• EXTRACTED RECORDS:
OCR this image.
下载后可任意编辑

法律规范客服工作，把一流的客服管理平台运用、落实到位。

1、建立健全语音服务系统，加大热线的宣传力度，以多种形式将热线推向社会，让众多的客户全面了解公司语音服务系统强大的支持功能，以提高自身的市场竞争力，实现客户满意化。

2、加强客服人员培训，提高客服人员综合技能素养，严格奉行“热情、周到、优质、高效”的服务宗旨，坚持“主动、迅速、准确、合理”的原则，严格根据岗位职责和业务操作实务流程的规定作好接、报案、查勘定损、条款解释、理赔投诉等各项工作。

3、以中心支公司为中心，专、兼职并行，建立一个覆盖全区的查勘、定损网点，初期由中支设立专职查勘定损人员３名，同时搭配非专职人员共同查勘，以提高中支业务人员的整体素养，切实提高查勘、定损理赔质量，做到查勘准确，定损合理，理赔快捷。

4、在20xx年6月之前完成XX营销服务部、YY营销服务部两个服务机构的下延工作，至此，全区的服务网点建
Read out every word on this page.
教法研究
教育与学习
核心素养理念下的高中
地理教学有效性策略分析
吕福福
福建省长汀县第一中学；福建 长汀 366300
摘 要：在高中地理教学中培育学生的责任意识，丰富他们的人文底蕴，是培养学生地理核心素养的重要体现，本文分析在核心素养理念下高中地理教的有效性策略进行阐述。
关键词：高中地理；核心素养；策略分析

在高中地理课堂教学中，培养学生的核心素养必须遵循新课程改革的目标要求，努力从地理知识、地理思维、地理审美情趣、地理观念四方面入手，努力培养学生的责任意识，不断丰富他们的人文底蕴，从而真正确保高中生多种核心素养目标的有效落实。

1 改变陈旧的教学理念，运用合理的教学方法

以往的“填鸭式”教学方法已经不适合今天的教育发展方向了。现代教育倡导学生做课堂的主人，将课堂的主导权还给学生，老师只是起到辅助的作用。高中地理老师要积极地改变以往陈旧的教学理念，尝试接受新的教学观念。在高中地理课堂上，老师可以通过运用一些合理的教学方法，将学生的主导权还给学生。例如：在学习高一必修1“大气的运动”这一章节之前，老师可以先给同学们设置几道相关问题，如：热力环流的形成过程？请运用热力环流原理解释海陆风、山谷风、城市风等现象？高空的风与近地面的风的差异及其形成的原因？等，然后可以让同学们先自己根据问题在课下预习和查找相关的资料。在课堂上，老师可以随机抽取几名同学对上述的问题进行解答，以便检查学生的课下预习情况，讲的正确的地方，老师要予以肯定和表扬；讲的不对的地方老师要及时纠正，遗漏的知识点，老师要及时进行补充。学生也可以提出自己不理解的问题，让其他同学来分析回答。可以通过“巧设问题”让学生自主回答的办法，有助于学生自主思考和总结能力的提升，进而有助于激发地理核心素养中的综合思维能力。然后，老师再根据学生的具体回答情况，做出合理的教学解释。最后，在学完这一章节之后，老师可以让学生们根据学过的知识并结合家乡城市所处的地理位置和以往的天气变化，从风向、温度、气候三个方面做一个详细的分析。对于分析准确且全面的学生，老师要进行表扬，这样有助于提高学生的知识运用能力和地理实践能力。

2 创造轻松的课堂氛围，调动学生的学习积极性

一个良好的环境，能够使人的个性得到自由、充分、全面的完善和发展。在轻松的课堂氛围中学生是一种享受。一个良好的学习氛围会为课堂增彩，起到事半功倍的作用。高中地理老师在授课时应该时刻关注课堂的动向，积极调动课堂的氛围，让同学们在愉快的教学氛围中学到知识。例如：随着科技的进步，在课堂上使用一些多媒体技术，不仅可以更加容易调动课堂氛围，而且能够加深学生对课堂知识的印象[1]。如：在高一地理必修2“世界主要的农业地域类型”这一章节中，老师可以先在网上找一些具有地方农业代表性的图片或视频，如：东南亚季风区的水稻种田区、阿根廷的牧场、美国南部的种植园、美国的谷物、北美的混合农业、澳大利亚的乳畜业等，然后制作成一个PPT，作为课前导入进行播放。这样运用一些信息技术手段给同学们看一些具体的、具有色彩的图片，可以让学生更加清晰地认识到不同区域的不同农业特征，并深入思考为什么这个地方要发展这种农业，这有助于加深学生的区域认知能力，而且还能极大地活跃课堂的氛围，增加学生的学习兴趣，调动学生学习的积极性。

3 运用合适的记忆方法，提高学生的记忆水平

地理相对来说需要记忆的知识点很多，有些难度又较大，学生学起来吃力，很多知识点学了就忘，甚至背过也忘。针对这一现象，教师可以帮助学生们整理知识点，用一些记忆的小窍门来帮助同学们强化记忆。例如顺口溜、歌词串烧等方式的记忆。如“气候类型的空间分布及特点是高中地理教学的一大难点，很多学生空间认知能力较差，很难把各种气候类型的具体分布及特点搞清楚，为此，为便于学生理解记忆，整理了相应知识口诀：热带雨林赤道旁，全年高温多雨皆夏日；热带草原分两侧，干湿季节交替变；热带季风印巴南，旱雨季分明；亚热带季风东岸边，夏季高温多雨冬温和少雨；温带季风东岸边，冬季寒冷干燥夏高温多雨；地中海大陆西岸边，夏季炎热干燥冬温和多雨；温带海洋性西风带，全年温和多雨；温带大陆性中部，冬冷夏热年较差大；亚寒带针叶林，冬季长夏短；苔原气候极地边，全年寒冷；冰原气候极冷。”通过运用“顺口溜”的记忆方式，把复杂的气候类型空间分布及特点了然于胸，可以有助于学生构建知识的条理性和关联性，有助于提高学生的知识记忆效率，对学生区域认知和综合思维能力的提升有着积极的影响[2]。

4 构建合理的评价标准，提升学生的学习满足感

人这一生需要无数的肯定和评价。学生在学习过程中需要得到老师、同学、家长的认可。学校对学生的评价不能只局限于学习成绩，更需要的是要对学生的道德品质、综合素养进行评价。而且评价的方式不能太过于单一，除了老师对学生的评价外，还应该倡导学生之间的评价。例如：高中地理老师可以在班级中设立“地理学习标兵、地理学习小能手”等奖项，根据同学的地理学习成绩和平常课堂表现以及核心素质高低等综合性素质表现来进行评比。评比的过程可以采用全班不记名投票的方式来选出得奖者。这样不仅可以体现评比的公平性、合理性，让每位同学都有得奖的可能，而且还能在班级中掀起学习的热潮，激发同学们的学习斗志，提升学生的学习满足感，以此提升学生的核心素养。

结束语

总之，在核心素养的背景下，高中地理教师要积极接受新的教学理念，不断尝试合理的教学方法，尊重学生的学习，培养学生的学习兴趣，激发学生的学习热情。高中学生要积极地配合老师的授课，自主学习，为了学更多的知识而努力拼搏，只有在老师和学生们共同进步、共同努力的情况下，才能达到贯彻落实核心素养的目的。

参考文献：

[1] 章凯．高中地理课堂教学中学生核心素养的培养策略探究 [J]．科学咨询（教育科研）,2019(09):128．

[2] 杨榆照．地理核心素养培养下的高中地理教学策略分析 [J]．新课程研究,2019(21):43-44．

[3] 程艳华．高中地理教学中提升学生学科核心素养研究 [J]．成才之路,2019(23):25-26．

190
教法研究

---

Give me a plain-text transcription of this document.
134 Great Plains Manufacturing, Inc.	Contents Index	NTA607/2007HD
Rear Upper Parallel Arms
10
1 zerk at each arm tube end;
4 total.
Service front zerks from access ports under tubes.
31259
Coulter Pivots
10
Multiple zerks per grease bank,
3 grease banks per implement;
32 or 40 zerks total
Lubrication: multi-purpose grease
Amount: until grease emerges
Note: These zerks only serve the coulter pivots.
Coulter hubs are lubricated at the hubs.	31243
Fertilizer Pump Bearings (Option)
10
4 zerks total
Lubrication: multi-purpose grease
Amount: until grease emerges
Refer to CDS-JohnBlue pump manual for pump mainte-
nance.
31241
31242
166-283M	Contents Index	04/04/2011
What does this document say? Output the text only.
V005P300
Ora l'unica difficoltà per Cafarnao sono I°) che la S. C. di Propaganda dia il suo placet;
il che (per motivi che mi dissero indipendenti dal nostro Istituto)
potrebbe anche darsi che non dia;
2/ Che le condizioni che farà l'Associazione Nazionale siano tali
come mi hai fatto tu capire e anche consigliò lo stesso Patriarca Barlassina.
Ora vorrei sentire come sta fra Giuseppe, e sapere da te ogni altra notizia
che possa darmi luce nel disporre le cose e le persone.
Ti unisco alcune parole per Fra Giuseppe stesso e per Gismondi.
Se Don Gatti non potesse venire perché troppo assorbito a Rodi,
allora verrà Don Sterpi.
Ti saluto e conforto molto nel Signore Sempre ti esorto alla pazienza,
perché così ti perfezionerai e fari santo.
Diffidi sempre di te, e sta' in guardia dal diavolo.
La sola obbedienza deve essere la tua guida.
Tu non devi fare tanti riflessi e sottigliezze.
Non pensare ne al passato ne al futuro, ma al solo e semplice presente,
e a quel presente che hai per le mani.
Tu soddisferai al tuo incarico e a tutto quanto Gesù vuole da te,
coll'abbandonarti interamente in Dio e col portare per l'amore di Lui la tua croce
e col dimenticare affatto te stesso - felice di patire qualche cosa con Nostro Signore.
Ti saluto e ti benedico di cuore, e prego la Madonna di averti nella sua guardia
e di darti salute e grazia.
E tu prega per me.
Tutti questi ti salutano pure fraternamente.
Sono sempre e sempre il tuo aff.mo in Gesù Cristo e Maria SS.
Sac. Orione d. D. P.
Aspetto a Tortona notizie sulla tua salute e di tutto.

• REQUEST: Using the entries above, find all lines with "total". Copy them.

• FINAL RESULT:
4 total.
32 or 40 zerks total
4 zerks total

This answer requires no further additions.